• WHAT IS ASKED
Omit all images. Write out the rest of the material exactly.

*** DATA FOR THE TASK

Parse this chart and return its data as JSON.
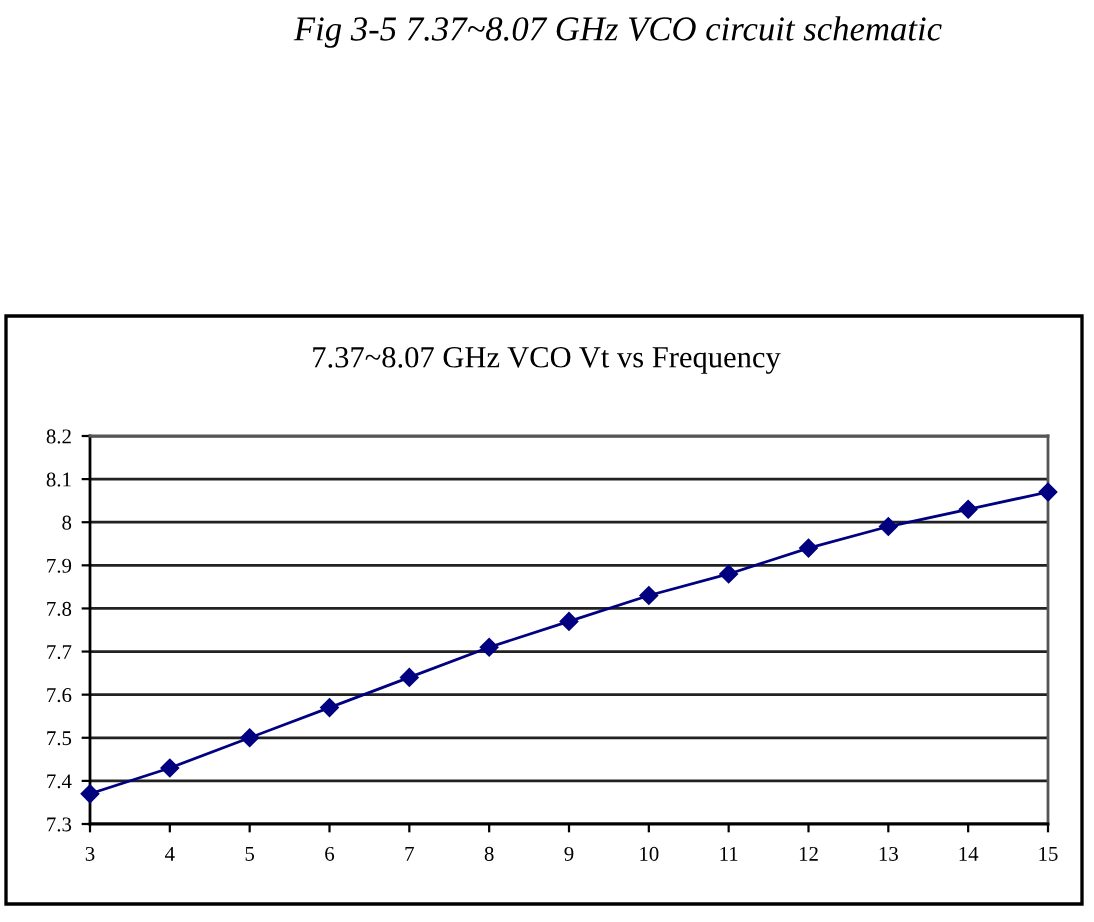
{
  "chart_data": {
    "type": "line",
    "title": "7.37~8.07 GHz VCO Vt vs Frequency",
    "annotations": [
      "Fig 3-5 7.37~8.07 GHz VCO circuit schematic"
    ],
    "x": [
      3,
      4,
      5,
      6,
      7,
      8,
      9,
      10,
      11,
      12,
      13,
      14,
      15
    ],
    "series": [
      {
        "color": "#000080",
        "values": [
          7.37,
          7.43,
          7.5,
          7.57,
          7.64,
          7.71,
          7.77,
          7.83,
          7.88,
          7.94,
          7.99,
          8.03,
          8.07
        ]
      }
    ],
    "xlim": [
      3,
      15
    ],
    "xticks": [
      3,
      4,
      5,
      6,
      7,
      8,
      9,
      10,
      11,
      12,
      13,
      14,
      15
    ],
    "ylim": [
      7.3,
      8.2
    ],
    "yticks": [
      7.3,
      7.4,
      7.5,
      7.6,
      7.7,
      7.8,
      7.9,
      8,
      8.1,
      8.2
    ],
    "grid": "y",
    "legend": false,
    "marker": "diamond",
    "line_style": "solid"
  }
}
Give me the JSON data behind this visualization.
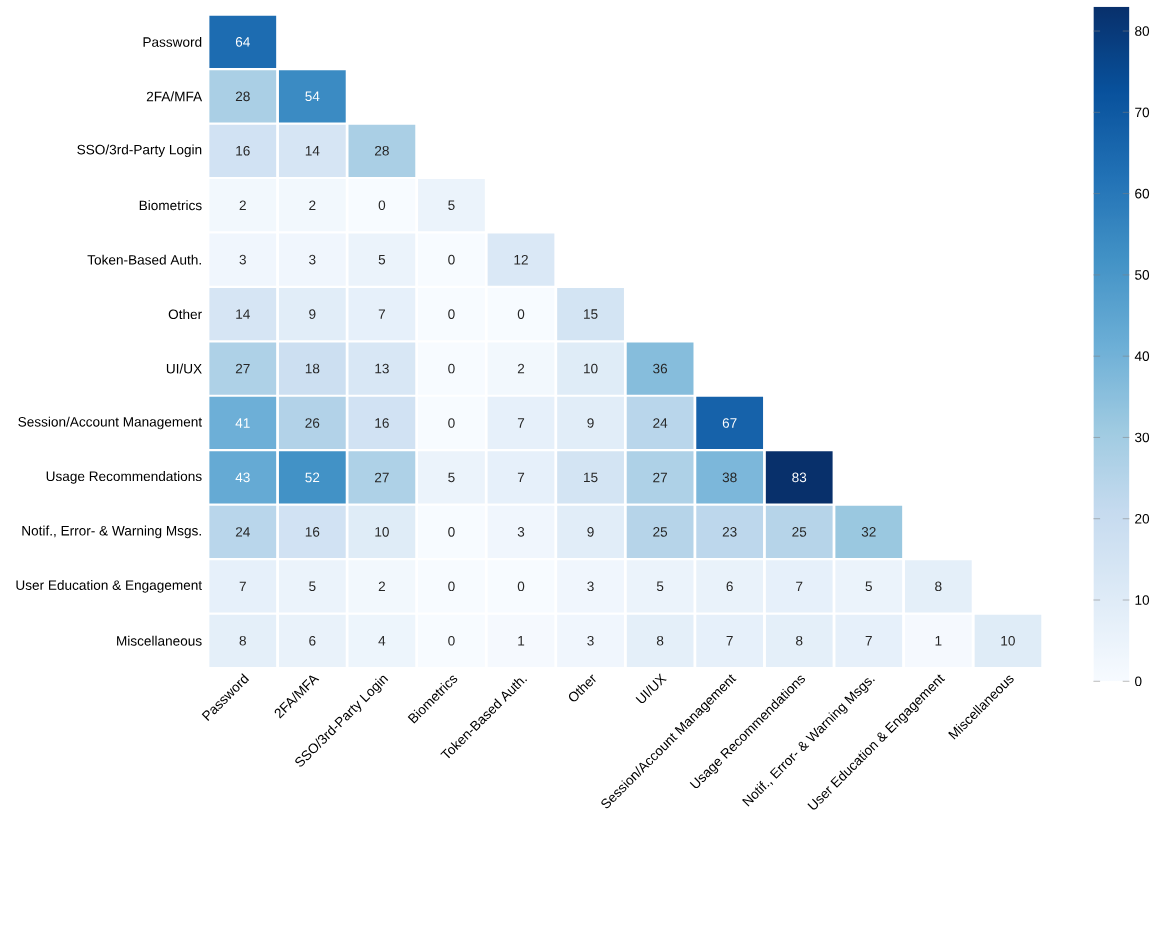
{
  "chart_data": {
    "type": "heatmap",
    "categories": [
      "Password",
      "2FA/MFA",
      "SSO/3rd-Party Login",
      "Biometrics",
      "Token-Based Auth.",
      "Other",
      "UI/UX",
      "Session/Account Management",
      "Usage Recommendations",
      "Notif., Error- & Warning Msgs.",
      "User Education & Engagement",
      "Miscellaneous"
    ],
    "y_categories": [
      "Password",
      "2FA/MFA",
      "SSO/3rd-Party Login",
      "Biometrics",
      "Token-Based Auth.",
      "Other",
      "UI/UX",
      "Session/Account Management",
      "Usage Recommendations",
      "Notif., Error- & Warning Msgs.",
      "User Education & Engagement",
      "Miscellaneous"
    ],
    "cells": [
      [
        64,
        null,
        null,
        null,
        null,
        null,
        null,
        null,
        null,
        null,
        null,
        null
      ],
      [
        28,
        54,
        null,
        null,
        null,
        null,
        null,
        null,
        null,
        null,
        null,
        null
      ],
      [
        16,
        14,
        28,
        null,
        null,
        null,
        null,
        null,
        null,
        null,
        null,
        null
      ],
      [
        2,
        2,
        0,
        5,
        null,
        null,
        null,
        null,
        null,
        null,
        null,
        null
      ],
      [
        3,
        3,
        5,
        0,
        12,
        null,
        null,
        null,
        null,
        null,
        null,
        null
      ],
      [
        14,
        9,
        7,
        0,
        0,
        15,
        null,
        null,
        null,
        null,
        null,
        null
      ],
      [
        27,
        18,
        13,
        0,
        2,
        10,
        36,
        null,
        null,
        null,
        null,
        null
      ],
      [
        41,
        26,
        16,
        0,
        7,
        9,
        24,
        67,
        null,
        null,
        null,
        null
      ],
      [
        43,
        52,
        27,
        5,
        7,
        15,
        27,
        38,
        83,
        null,
        null,
        null
      ],
      [
        24,
        16,
        10,
        0,
        3,
        9,
        25,
        23,
        25,
        32,
        null,
        null
      ],
      [
        7,
        5,
        2,
        0,
        0,
        3,
        5,
        6,
        7,
        5,
        8,
        null
      ],
      [
        8,
        6,
        4,
        0,
        1,
        3,
        8,
        7,
        8,
        7,
        1,
        10
      ]
    ],
    "data_labels": true,
    "clim": [
      0,
      83
    ],
    "cticks": [
      0,
      10,
      20,
      30,
      40,
      50,
      60,
      70,
      80
    ]
  }
}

******

• COMPLETED TASK
Parse this chart and return its data as JSON.
{
  "chart_data": {
    "type": "line",
    "title": "7.37~8.07 GHz VCO Vt vs Frequency",
    "annotations": [
      "Fig 3-5 7.37~8.07 GHz VCO circuit schematic"
    ],
    "x": [
      3,
      4,
      5,
      6,
      7,
      8,
      9,
      10,
      11,
      12,
      13,
      14,
      15
    ],
    "series": [
      {
        "color": "#000080",
        "values": [
          7.37,
          7.43,
          7.5,
          7.57,
          7.64,
          7.71,
          7.77,
          7.83,
          7.88,
          7.94,
          7.99,
          8.03,
          8.07
        ]
      }
    ],
    "xlim": [
      3,
      15
    ],
    "xticks": [
      3,
      4,
      5,
      6,
      7,
      8,
      9,
      10,
      11,
      12,
      13,
      14,
      15
    ],
    "ylim": [
      7.3,
      8.2
    ],
    "yticks": [
      7.3,
      7.4,
      7.5,
      7.6,
      7.7,
      7.8,
      7.9,
      8,
      8.1,
      8.2
    ],
    "grid": "y",
    "legend": false,
    "marker": "diamond",
    "line_style": "solid"
  }
}
Give me the JSON data behind this visualization.
{
  "chart_data": {
    "type": "heatmap",
    "categories": [
      "Password",
      "2FA/MFA",
      "SSO/3rd-Party Login",
      "Biometrics",
      "Token-Based Auth.",
      "Other",
      "UI/UX",
      "Session/Account Management",
      "Usage Recommendations",
      "Notif., Error- & Warning Msgs.",
      "User Education & Engagement",
      "Miscellaneous"
    ],
    "y_categories": [
      "Password",
      "2FA/MFA",
      "SSO/3rd-Party Login",
      "Biometrics",
      "Token-Based Auth.",
      "Other",
      "UI/UX",
      "Session/Account Management",
      "Usage Recommendations",
      "Notif., Error- & Warning Msgs.",
      "User Education & Engagement",
      "Miscellaneous"
    ],
    "cells": [
      [
        64,
        null,
        null,
        null,
        null,
        null,
        null,
        null,
        null,
        null,
        null,
        null
      ],
      [
        28,
        54,
        null,
        null,
        null,
        null,
        null,
        null,
        null,
        null,
        null,
        null
      ],
      [
        16,
        14,
        28,
        null,
        null,
        null,
        null,
        null,
        null,
        null,
        null,
        null
      ],
      [
        2,
        2,
        0,
        5,
        null,
        null,
        null,
        null,
        null,
        null,
        null,
        null
      ],
      [
        3,
        3,
        5,
        0,
        12,
        null,
        null,
        null,
        null,
        null,
        null,
        null
      ],
      [
        14,
        9,
        7,
        0,
        0,
        15,
        null,
        null,
        null,
        null,
        null,
        null
      ],
      [
        27,
        18,
        13,
        0,
        2,
        10,
        36,
        null,
        null,
        null,
        null,
        null
      ],
      [
        41,
        26,
        16,
        0,
        7,
        9,
        24,
        67,
        null,
        null,
        null,
        null
      ],
      [
        43,
        52,
        27,
        5,
        7,
        15,
        27,
        38,
        83,
        null,
        null,
        null
      ],
      [
        24,
        16,
        10,
        0,
        3,
        9,
        25,
        23,
        25,
        32,
        null,
        null
      ],
      [
        7,
        5,
        2,
        0,
        0,
        3,
        5,
        6,
        7,
        5,
        8,
        null
      ],
      [
        8,
        6,
        4,
        0,
        1,
        3,
        8,
        7,
        8,
        7,
        1,
        10
      ]
    ],
    "data_labels": true,
    "clim": [
      0,
      83
    ],
    "cticks": [
      0,
      10,
      20,
      30,
      40,
      50,
      60,
      70,
      80
    ]
  }
}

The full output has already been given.